■ **BRIEF**: The answer is one number: how many lines in the data below hold "title".

■ **TASK INPUT**:
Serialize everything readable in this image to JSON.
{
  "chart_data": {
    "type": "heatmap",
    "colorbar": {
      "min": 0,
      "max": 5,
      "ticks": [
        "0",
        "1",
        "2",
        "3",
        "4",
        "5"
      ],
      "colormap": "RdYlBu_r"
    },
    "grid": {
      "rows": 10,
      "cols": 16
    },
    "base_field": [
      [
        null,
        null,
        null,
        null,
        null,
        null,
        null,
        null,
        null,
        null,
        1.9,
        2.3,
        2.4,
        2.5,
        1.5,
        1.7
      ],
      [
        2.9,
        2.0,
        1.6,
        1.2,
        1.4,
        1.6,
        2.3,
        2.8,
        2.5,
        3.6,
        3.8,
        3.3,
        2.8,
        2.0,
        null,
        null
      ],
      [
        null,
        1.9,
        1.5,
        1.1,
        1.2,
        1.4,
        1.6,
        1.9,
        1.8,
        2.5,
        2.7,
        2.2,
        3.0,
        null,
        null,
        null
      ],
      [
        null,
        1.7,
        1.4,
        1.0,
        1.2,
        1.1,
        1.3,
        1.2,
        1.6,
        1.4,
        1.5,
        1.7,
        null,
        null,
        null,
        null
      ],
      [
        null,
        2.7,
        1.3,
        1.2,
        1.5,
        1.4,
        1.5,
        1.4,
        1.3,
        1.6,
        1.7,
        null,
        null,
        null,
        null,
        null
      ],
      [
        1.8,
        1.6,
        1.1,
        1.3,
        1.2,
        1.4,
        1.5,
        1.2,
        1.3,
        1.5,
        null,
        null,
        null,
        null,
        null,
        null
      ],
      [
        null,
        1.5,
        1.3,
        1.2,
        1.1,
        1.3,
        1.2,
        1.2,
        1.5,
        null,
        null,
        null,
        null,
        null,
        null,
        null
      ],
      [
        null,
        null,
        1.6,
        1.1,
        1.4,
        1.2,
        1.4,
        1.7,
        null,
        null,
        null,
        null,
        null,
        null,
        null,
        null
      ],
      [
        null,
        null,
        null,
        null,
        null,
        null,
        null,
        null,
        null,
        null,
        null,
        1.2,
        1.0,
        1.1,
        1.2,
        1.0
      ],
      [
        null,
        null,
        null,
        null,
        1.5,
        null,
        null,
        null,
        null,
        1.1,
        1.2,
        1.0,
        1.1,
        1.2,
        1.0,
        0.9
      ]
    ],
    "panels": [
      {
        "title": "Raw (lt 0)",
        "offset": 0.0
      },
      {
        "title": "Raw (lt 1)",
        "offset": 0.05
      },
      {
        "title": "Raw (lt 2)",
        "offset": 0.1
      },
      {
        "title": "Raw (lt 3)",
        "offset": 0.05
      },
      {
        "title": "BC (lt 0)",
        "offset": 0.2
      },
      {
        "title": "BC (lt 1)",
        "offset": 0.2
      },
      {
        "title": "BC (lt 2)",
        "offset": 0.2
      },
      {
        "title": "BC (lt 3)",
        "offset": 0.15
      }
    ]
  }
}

■ **SOLUTION BELOW**: 8